[Problem to solve] Below are some records; retype all of them exactly.

[Exercise materials]

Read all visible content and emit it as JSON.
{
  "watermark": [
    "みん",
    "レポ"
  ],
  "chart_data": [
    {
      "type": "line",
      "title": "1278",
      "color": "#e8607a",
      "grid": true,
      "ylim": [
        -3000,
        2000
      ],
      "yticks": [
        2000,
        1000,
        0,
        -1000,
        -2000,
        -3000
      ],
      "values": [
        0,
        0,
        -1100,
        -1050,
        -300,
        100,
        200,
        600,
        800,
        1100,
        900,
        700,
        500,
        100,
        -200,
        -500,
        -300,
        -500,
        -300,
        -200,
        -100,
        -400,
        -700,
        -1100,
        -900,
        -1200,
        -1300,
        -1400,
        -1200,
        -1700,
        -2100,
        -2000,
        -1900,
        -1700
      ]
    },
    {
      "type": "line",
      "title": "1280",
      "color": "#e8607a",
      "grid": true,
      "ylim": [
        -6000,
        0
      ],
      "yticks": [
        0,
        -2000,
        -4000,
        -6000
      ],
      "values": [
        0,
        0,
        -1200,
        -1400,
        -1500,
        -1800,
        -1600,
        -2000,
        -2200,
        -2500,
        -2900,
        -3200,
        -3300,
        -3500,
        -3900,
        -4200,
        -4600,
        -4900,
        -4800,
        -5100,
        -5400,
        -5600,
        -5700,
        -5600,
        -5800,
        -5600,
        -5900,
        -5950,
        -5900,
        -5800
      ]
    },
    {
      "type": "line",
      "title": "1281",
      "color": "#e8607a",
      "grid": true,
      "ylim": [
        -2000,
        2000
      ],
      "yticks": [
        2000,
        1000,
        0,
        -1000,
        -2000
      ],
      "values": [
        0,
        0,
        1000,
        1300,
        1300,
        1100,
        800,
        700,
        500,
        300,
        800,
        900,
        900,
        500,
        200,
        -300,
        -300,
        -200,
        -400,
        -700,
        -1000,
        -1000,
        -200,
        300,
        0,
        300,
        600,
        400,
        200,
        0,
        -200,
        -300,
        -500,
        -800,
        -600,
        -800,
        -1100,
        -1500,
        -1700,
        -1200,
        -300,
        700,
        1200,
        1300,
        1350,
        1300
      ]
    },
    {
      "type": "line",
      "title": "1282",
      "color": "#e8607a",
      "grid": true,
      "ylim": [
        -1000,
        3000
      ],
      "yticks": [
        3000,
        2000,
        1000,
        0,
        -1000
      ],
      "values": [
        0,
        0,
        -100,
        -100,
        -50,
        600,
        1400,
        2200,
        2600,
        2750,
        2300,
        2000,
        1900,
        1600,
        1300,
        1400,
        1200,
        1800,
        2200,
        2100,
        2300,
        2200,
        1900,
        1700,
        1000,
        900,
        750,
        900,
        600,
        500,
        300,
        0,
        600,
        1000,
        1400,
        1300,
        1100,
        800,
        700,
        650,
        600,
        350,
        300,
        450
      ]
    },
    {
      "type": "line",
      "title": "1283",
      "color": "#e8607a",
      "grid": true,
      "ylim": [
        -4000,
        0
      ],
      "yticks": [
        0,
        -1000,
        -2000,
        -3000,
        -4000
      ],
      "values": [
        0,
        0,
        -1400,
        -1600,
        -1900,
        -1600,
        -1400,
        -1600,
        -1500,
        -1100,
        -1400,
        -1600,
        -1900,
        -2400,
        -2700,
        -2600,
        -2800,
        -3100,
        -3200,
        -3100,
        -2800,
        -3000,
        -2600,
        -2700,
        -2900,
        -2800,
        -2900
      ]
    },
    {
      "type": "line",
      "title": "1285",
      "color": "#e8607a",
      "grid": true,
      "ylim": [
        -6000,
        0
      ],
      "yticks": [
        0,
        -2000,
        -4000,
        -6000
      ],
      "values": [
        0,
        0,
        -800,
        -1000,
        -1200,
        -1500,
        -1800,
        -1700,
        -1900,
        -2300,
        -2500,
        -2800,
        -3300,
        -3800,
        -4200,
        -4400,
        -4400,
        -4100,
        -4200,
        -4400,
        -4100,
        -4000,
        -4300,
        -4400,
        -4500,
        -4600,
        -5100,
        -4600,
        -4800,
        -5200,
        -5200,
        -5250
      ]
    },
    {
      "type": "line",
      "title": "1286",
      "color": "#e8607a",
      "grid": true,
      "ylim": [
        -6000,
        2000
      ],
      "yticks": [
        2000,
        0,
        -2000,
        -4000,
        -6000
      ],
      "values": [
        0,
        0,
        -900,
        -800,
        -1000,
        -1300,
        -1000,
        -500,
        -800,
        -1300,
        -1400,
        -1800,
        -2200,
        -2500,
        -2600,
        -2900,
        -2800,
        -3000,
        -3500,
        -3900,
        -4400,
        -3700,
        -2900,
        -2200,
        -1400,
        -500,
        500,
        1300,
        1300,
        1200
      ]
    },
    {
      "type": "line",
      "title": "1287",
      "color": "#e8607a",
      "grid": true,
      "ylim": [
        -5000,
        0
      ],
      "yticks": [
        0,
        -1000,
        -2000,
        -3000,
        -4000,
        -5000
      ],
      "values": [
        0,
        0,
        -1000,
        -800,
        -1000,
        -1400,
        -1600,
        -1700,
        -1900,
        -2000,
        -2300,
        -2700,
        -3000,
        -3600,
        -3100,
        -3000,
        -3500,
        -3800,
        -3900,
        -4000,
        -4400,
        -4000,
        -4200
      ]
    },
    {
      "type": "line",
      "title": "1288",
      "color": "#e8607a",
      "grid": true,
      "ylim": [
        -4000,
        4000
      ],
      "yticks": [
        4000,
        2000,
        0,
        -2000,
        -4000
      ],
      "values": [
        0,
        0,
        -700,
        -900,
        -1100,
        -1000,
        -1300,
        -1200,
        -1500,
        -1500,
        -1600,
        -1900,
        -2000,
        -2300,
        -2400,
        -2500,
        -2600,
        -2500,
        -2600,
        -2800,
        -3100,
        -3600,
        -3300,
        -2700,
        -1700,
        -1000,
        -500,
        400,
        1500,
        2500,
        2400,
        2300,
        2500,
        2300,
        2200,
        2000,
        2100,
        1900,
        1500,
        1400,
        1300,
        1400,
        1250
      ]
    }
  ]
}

[Answer to the problem]
Read all visible content and emit it as JSON.
{
  "watermark": [
    "みん",
    "レポ"
  ],
  "chart_data": [
    {
      "type": "line",
      "title": "1278",
      "color": "#e8607a",
      "grid": true,
      "ylim": [
        -3000,
        2000
      ],
      "yticks": [
        2000,
        1000,
        0,
        -1000,
        -2000,
        -3000
      ],
      "values": [
        0,
        0,
        -1100,
        -1050,
        -300,
        100,
        200,
        600,
        800,
        1100,
        900,
        700,
        500,
        100,
        -200,
        -500,
        -300,
        -500,
        -300,
        -200,
        -100,
        -400,
        -700,
        -1100,
        -900,
        -1200,
        -1300,
        -1400,
        -1200,
        -1700,
        -2100,
        -2000,
        -1900,
        -1700
      ]
    },
    {
      "type": "line",
      "title": "1280",
      "color": "#e8607a",
      "grid": true,
      "ylim": [
        -6000,
        0
      ],
      "yticks": [
        0,
        -2000,
        -4000,
        -6000
      ],
      "values": [
        0,
        0,
        -1200,
        -1400,
        -1500,
        -1800,
        -1600,
        -2000,
        -2200,
        -2500,
        -2900,
        -3200,
        -3300,
        -3500,
        -3900,
        -4200,
        -4600,
        -4900,
        -4800,
        -5100,
        -5400,
        -5600,
        -5700,
        -5600,
        -5800,
        -5600,
        -5900,
        -5950,
        -5900,
        -5800
      ]
    },
    {
      "type": "line",
      "title": "1281",
      "color": "#e8607a",
      "grid": true,
      "ylim": [
        -2000,
        2000
      ],
      "yticks": [
        2000,
        1000,
        0,
        -1000,
        -2000
      ],
      "values": [
        0,
        0,
        1000,
        1300,
        1300,
        1100,
        800,
        700,
        500,
        300,
        800,
        900,
        900,
        500,
        200,
        -300,
        -300,
        -200,
        -400,
        -700,
        -1000,
        -1000,
        -200,
        300,
        0,
        300,
        600,
        400,
        200,
        0,
        -200,
        -300,
        -500,
        -800,
        -600,
        -800,
        -1100,
        -1500,
        -1700,
        -1200,
        -300,
        700,
        1200,
        1300,
        1350,
        1300
      ]
    },
    {
      "type": "line",
      "title": "1282",
      "color": "#e8607a",
      "grid": true,
      "ylim": [
        -1000,
        3000
      ],
      "yticks": [
        3000,
        2000,
        1000,
        0,
        -1000
      ],
      "values": [
        0,
        0,
        -100,
        -100,
        -50,
        600,
        1400,
        2200,
        2600,
        2750,
        2300,
        2000,
        1900,
        1600,
        1300,
        1400,
        1200,
        1800,
        2200,
        2100,
        2300,
        2200,
        1900,
        1700,
        1000,
        900,
        750,
        900,
        600,
        500,
        300,
        0,
        600,
        1000,
        1400,
        1300,
        1100,
        800,
        700,
        650,
        600,
        350,
        300,
        450
      ]
    },
    {
      "type": "line",
      "title": "1283",
      "color": "#e8607a",
      "grid": true,
      "ylim": [
        -4000,
        0
      ],
      "yticks": [
        0,
        -1000,
        -2000,
        -3000,
        -4000
      ],
      "values": [
        0,
        0,
        -1400,
        -1600,
        -1900,
        -1600,
        -1400,
        -1600,
        -1500,
        -1100,
        -1400,
        -1600,
        -1900,
        -2400,
        -2700,
        -2600,
        -2800,
        -3100,
        -3200,
        -3100,
        -2800,
        -3000,
        -2600,
        -2700,
        -2900,
        -2800,
        -2900
      ]
    },
    {
      "type": "line",
      "title": "1285",
      "color": "#e8607a",
      "grid": true,
      "ylim": [
        -6000,
        0
      ],
      "yticks": [
        0,
        -2000,
        -4000,
        -6000
      ],
      "values": [
        0,
        0,
        -800,
        -1000,
        -1200,
        -1500,
        -1800,
        -1700,
        -1900,
        -2300,
        -2500,
        -2800,
        -3300,
        -3800,
        -4200,
        -4400,
        -4400,
        -4100,
        -4200,
        -4400,
        -4100,
        -4000,
        -4300,
        -4400,
        -4500,
        -4600,
        -5100,
        -4600,
        -4800,
        -5200,
        -5200,
        -5250
      ]
    },
    {
      "type": "line",
      "title": "1286",
      "color": "#e8607a",
      "grid": true,
      "ylim": [
        -6000,
        2000
      ],
      "yticks": [
        2000,
        0,
        -2000,
        -4000,
        -6000
      ],
      "values": [
        0,
        0,
        -900,
        -800,
        -1000,
        -1300,
        -1000,
        -500,
        -800,
        -1300,
        -1400,
        -1800,
        -2200,
        -2500,
        -2600,
        -2900,
        -2800,
        -3000,
        -3500,
        -3900,
        -4400,
        -3700,
        -2900,
        -2200,
        -1400,
        -500,
        500,
        1300,
        1300,
        1200
      ]
    },
    {
      "type": "line",
      "title": "1287",
      "color": "#e8607a",
      "grid": true,
      "ylim": [
        -5000,
        0
      ],
      "yticks": [
        0,
        -1000,
        -2000,
        -3000,
        -4000,
        -5000
      ],
      "values": [
        0,
        0,
        -1000,
        -800,
        -1000,
        -1400,
        -1600,
        -1700,
        -1900,
        -2000,
        -2300,
        -2700,
        -3000,
        -3600,
        -3100,
        -3000,
        -3500,
        -3800,
        -3900,
        -4000,
        -4400,
        -4000,
        -4200
      ]
    },
    {
      "type": "line",
      "title": "1288",
      "color": "#e8607a",
      "grid": true,
      "ylim": [
        -4000,
        4000
      ],
      "yticks": [
        4000,
        2000,
        0,
        -2000,
        -4000
      ],
      "values": [
        0,
        0,
        -700,
        -900,
        -1100,
        -1000,
        -1300,
        -1200,
        -1500,
        -1500,
        -1600,
        -1900,
        -2000,
        -2300,
        -2400,
        -2500,
        -2600,
        -2500,
        -2600,
        -2800,
        -3100,
        -3600,
        -3300,
        -2700,
        -1700,
        -1000,
        -500,
        400,
        1500,
        2500,
        2400,
        2300,
        2500,
        2300,
        2200,
        2000,
        2100,
        1900,
        1500,
        1400,
        1300,
        1400,
        1250
      ]
    }
  ]
}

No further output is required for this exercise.